Instructions for the task » Find the string "Default" in the data, then copy every line where it is found.
------------------------------------------------
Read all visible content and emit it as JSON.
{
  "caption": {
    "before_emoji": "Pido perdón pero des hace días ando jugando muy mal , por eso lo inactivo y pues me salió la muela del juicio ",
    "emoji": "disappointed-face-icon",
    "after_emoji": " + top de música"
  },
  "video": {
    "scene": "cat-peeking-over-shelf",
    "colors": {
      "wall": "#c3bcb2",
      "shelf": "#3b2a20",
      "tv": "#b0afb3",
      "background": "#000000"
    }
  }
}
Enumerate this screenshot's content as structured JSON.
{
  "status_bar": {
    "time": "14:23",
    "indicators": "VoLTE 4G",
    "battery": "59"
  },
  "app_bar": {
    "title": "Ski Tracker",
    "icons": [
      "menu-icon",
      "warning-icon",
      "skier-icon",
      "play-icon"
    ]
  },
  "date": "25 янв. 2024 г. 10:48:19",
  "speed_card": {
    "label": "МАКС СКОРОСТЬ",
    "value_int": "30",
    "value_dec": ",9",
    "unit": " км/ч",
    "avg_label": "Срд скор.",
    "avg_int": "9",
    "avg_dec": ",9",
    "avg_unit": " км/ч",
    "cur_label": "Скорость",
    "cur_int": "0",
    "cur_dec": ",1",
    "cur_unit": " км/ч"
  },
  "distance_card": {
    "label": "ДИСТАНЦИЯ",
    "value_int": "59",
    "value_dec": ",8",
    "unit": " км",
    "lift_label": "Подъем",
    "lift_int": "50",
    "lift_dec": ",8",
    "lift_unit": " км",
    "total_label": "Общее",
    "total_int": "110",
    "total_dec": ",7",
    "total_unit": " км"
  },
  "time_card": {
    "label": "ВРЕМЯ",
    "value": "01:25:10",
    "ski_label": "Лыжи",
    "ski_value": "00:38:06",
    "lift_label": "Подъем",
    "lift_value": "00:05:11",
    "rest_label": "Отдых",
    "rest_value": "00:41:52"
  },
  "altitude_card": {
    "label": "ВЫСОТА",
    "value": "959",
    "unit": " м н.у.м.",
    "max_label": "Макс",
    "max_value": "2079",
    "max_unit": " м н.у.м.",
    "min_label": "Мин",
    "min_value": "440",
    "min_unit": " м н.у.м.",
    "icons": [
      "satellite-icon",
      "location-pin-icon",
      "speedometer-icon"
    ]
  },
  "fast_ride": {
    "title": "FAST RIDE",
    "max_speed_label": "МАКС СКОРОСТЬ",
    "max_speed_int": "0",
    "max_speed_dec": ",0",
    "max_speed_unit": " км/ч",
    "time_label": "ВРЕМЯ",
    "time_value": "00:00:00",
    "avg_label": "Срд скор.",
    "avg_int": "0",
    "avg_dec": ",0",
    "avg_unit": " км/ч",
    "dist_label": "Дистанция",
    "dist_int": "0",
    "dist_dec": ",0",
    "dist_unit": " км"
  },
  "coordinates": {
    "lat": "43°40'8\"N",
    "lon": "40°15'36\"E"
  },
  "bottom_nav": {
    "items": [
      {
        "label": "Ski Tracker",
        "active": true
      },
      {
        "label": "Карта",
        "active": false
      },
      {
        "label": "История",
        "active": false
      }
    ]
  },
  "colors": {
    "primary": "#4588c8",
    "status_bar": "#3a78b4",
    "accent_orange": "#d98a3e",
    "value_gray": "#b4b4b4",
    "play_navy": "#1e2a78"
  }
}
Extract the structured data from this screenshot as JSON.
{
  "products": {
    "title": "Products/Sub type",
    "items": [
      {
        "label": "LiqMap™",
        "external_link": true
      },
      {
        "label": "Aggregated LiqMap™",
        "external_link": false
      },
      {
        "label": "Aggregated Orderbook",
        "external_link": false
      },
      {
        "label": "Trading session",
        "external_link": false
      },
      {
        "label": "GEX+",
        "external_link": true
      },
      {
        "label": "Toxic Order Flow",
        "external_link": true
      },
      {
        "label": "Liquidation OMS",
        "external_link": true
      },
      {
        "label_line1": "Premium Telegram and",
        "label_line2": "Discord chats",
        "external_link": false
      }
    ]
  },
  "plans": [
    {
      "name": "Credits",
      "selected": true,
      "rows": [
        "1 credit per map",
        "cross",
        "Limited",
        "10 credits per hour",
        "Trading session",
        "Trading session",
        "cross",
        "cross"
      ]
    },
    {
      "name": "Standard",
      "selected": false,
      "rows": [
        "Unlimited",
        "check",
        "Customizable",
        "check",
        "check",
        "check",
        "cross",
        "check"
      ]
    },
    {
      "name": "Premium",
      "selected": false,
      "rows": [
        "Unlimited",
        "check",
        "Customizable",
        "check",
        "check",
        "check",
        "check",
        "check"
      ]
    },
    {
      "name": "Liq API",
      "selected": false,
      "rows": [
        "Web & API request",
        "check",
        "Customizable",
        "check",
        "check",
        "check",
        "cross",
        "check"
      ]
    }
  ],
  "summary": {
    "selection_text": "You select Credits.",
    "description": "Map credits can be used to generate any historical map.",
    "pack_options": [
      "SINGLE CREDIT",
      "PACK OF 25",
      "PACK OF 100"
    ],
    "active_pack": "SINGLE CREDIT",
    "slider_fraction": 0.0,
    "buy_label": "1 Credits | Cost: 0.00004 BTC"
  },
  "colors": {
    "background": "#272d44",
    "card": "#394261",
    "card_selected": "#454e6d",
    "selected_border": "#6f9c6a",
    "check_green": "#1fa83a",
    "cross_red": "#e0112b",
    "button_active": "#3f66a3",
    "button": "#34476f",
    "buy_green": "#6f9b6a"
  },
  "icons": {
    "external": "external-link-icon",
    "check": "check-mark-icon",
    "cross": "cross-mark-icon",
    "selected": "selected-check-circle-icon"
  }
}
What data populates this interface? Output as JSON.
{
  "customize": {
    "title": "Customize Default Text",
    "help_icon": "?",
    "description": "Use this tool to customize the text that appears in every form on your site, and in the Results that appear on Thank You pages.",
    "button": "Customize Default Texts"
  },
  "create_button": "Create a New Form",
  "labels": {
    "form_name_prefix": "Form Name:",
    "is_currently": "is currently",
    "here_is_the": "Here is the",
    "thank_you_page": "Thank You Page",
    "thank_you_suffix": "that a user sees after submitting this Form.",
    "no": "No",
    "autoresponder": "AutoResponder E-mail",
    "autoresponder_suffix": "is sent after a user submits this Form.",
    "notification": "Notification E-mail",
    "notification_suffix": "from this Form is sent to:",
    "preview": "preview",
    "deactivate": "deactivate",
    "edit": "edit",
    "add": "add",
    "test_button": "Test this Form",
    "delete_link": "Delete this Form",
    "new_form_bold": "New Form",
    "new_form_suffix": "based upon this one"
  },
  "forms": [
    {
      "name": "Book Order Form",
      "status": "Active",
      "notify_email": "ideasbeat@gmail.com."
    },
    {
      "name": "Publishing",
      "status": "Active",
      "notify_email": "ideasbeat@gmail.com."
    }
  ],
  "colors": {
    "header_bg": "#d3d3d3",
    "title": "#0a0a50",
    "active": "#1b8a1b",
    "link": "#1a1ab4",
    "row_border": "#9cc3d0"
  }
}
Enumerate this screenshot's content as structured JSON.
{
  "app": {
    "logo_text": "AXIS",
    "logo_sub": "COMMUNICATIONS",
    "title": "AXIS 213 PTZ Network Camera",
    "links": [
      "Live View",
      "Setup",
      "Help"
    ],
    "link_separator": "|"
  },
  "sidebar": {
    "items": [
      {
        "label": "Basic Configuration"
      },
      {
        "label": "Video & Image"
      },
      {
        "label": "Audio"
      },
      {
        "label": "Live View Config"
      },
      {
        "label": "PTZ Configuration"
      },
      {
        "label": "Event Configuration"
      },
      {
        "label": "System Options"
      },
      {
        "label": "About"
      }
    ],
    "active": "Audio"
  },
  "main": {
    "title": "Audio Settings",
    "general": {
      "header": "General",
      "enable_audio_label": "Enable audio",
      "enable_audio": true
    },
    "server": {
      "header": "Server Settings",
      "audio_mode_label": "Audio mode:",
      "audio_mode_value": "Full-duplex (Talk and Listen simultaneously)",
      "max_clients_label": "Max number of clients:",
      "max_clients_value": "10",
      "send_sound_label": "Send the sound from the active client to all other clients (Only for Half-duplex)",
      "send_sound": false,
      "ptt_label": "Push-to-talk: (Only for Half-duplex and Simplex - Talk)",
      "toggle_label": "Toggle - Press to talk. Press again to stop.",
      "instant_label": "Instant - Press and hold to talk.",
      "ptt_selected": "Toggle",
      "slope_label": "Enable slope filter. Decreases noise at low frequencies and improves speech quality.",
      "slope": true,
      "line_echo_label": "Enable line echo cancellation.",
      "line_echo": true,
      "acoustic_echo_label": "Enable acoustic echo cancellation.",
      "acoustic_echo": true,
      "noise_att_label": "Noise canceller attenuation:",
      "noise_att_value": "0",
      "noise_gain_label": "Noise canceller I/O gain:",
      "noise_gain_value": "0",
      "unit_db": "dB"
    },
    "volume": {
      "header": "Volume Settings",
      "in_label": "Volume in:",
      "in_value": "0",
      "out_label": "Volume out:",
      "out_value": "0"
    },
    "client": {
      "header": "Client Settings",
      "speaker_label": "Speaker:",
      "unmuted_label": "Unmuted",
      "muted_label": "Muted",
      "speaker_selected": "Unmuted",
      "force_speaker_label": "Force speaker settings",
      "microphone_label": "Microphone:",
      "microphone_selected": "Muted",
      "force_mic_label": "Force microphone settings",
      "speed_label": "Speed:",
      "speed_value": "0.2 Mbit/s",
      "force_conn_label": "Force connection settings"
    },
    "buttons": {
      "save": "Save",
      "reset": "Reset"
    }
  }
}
------------------------------------------------
Reply to the exercise »
    "title": "Customize Default Text",
    "button": "Customize Default Texts"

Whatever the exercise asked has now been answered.